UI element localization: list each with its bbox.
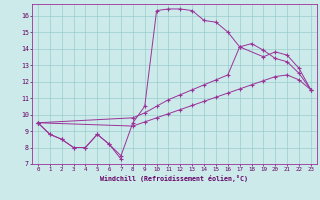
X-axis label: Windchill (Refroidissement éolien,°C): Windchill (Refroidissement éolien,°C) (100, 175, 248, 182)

━━━━━━━━━━━━━━━━━━━━━━━━━━━━━━

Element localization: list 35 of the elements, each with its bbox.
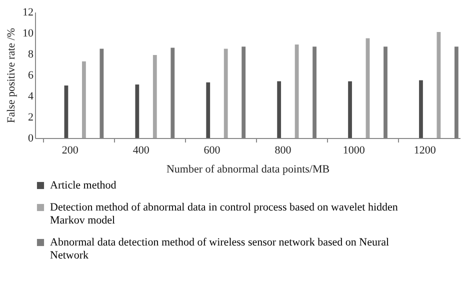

━━━━━━━━━━━━━━━━━━━━━━━━━━━━━━

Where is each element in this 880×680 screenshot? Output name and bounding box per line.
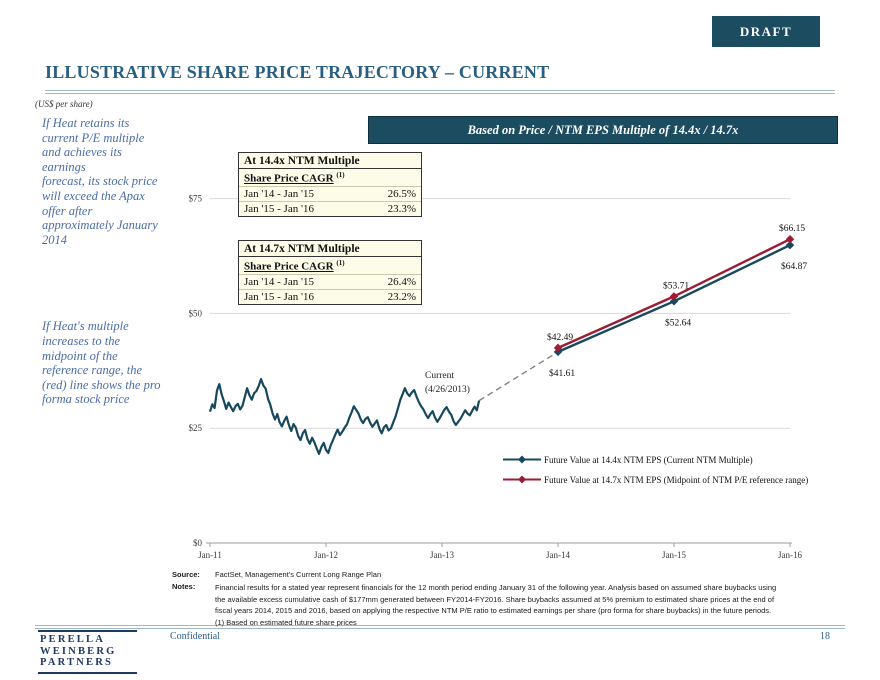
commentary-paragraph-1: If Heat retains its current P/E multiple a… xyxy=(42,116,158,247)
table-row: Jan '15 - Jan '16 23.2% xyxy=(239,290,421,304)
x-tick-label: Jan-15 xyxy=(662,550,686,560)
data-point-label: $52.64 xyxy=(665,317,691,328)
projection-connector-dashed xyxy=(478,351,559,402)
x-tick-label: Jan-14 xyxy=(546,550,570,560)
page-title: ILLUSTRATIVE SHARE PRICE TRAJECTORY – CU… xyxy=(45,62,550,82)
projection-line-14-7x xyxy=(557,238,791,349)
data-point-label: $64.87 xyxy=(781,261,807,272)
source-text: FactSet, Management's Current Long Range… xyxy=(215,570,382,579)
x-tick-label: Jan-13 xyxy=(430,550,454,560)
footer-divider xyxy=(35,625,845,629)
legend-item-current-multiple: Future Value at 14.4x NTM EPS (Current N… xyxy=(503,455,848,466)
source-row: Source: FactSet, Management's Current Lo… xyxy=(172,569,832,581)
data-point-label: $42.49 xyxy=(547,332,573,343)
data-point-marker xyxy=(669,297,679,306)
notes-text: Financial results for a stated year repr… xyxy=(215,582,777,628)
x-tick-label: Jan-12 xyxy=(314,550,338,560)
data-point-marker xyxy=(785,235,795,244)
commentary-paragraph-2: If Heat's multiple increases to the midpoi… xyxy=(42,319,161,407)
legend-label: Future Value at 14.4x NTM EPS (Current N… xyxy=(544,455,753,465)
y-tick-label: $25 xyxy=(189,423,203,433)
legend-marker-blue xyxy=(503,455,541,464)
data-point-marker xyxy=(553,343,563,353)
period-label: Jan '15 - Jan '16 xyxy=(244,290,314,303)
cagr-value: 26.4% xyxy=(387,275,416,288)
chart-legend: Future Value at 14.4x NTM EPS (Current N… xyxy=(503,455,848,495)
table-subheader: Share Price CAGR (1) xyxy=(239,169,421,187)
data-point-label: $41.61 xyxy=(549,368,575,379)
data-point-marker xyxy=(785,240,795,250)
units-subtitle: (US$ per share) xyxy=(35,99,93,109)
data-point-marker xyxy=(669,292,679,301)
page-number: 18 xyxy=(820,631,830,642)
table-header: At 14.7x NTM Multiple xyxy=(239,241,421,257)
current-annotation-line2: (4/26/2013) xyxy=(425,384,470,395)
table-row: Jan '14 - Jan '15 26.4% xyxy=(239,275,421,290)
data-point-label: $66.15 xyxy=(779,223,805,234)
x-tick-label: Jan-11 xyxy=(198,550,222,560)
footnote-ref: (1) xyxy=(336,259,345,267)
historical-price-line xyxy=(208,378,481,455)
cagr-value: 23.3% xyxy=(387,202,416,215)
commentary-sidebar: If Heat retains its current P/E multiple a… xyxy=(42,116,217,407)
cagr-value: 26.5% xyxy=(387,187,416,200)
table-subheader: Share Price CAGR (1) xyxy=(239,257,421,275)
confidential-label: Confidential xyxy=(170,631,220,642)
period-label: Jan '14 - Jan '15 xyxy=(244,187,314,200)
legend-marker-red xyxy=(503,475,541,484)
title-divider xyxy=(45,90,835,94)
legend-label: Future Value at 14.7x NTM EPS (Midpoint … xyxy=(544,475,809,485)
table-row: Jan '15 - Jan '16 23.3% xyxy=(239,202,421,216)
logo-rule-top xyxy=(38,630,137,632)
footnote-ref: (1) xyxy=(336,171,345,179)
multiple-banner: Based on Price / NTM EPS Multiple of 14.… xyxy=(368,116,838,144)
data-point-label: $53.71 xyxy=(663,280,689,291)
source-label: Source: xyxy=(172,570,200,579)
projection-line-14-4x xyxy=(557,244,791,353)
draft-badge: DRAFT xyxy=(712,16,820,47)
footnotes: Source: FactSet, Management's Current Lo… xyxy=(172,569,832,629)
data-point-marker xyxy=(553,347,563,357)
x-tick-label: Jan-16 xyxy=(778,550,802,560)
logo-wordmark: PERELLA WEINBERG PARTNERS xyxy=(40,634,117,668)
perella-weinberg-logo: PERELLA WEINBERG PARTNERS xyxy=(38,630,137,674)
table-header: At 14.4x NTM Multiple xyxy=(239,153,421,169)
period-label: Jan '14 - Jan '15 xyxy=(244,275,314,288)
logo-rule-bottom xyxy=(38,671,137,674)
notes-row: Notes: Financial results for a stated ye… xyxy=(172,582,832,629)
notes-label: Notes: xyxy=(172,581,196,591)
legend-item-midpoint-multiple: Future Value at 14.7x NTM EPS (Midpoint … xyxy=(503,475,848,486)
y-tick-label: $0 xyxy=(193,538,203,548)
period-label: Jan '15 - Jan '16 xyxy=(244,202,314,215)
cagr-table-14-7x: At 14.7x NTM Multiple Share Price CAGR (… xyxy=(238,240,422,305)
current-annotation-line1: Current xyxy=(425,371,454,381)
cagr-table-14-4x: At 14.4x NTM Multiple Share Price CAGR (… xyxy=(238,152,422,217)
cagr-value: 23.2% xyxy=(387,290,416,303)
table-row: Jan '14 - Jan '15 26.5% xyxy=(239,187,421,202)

━━━━━━━━━━━━━━━━━━━━━━━━━━━━━━

Short task ->
Rewrite the items starting at the line that contains "UI element localization: list" and ending at the line that contains "X-axis label: Windchill", replacing "bbox" with "bounding box" and leaving everything else unchanged. Omit the pictures from your answer.

Response to the task ->
UI element localization: list each with its bounding box.
X-axis label: Windchill (Refroidissement éolien,°C): Windchill (Refroidissement éolien,°C) (100, 175, 248, 182)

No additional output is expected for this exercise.